WHAT IS BEING ASKED:
Pick out the lines in the listing below that contain the word "title" and copy them.

PROVIDED DATA:
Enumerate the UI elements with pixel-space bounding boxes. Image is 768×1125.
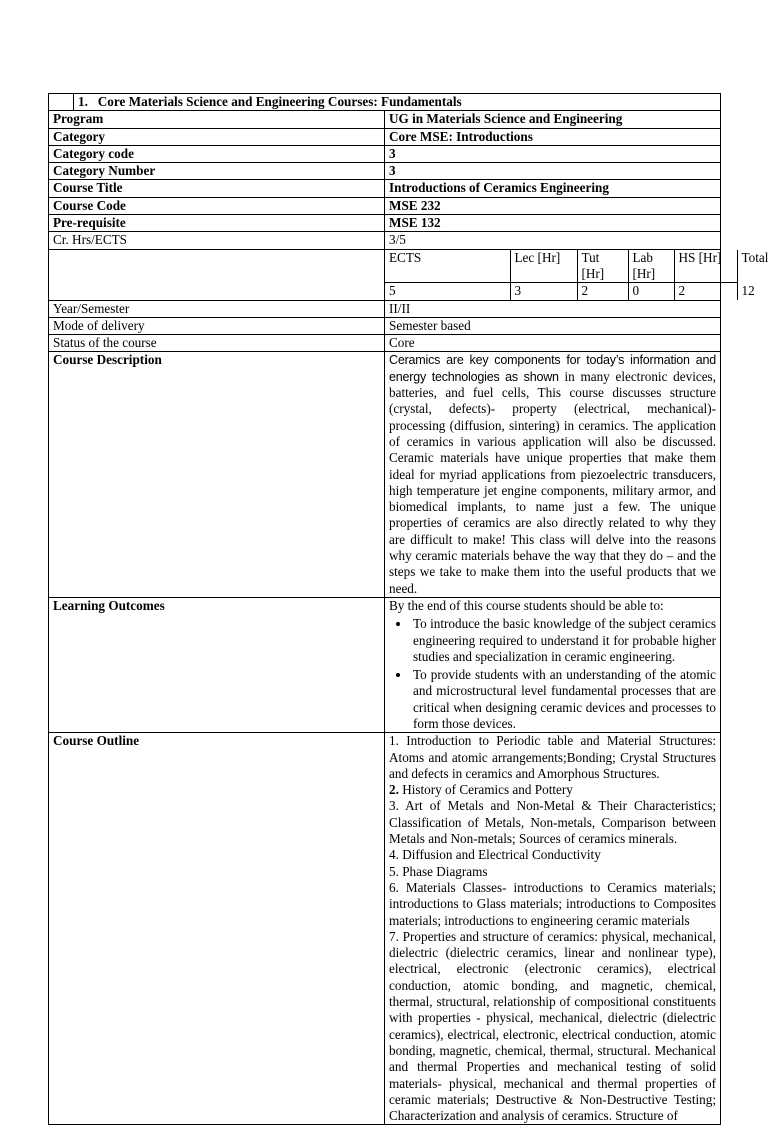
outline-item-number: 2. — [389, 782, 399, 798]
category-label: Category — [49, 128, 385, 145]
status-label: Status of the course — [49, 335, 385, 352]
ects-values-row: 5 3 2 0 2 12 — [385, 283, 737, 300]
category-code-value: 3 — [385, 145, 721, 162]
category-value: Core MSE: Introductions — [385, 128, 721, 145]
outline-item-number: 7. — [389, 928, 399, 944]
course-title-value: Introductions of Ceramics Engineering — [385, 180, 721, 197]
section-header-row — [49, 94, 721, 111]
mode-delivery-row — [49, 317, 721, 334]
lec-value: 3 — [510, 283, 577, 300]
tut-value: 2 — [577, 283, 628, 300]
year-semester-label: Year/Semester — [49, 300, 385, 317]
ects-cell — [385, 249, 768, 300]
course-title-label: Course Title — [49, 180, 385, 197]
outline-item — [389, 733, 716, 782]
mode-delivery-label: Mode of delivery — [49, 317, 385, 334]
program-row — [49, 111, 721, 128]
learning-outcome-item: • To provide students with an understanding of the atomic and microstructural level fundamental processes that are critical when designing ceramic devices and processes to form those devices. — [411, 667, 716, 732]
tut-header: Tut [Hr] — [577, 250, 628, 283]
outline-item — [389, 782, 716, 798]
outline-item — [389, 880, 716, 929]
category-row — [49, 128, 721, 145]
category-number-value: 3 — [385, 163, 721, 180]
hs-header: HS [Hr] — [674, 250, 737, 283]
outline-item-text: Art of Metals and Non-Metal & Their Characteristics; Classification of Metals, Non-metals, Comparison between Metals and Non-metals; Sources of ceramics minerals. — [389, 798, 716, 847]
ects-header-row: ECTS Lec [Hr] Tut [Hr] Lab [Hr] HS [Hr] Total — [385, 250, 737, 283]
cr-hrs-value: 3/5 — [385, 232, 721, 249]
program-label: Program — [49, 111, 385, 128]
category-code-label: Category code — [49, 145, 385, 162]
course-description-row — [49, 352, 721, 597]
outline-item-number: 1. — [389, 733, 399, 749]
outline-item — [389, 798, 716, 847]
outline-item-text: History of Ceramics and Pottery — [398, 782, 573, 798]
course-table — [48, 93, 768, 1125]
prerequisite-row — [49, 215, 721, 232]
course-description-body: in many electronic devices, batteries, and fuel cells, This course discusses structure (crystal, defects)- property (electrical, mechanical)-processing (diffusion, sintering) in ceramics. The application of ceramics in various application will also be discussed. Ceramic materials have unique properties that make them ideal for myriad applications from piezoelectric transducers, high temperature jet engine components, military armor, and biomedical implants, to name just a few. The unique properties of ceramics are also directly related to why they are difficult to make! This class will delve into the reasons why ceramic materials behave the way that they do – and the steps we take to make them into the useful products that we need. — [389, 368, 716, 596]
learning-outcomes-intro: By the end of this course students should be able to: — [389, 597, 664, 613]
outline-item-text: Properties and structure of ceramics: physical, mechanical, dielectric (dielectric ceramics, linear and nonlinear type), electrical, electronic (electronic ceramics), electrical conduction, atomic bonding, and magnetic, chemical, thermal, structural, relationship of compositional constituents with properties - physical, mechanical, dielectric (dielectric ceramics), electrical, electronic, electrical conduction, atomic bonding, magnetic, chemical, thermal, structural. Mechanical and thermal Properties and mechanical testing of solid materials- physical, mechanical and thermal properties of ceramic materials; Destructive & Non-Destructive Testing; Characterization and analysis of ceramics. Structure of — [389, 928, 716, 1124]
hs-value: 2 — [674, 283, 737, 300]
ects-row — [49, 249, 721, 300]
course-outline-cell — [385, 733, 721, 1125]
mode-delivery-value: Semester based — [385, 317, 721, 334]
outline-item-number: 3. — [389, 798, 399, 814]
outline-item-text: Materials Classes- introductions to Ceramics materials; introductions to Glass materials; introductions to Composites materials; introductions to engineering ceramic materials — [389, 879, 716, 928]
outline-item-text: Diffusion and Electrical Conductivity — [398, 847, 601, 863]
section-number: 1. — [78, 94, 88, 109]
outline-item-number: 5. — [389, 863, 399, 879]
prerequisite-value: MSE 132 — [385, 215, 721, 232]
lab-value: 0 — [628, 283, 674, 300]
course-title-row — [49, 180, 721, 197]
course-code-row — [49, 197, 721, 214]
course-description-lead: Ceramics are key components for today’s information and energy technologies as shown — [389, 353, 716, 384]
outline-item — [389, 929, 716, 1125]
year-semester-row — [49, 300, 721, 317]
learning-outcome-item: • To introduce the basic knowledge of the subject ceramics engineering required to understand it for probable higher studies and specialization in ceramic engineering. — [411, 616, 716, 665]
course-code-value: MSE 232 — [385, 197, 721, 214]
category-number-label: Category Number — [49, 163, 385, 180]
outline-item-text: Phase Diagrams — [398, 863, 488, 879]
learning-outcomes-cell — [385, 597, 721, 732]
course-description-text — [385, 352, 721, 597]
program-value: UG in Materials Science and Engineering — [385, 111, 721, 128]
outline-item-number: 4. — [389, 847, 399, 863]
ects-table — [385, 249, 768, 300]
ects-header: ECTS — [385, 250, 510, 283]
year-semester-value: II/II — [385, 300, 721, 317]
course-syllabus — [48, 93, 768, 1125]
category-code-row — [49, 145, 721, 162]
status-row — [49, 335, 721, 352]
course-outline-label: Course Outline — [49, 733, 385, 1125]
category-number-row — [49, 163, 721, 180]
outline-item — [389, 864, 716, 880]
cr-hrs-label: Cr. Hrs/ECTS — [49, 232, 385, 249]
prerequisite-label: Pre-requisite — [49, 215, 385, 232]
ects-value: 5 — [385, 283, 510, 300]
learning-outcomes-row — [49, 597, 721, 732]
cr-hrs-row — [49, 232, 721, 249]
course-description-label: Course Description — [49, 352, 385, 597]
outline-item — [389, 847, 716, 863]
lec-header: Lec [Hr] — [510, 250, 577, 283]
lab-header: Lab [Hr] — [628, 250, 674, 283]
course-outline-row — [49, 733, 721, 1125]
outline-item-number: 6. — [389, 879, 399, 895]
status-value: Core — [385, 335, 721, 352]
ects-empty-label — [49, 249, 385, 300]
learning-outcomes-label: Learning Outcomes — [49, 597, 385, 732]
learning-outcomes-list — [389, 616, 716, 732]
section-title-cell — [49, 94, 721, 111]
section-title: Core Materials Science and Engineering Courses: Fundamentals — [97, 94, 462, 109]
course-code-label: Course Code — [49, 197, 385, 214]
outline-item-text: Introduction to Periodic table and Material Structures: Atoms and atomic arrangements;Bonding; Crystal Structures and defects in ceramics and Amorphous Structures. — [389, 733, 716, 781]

EXERCISE OUTPUT:
course-title-value: Introductions of Ceramics Engineering — [385, 180, 721, 197]
course-title-label: Course Title — [49, 180, 385, 197]
course-title-row — [49, 180, 721, 197]
section-title-cell — [49, 94, 721, 111]
section-title: Core Materials Science and Engineering Courses: Fundamentals — [97, 94, 462, 109]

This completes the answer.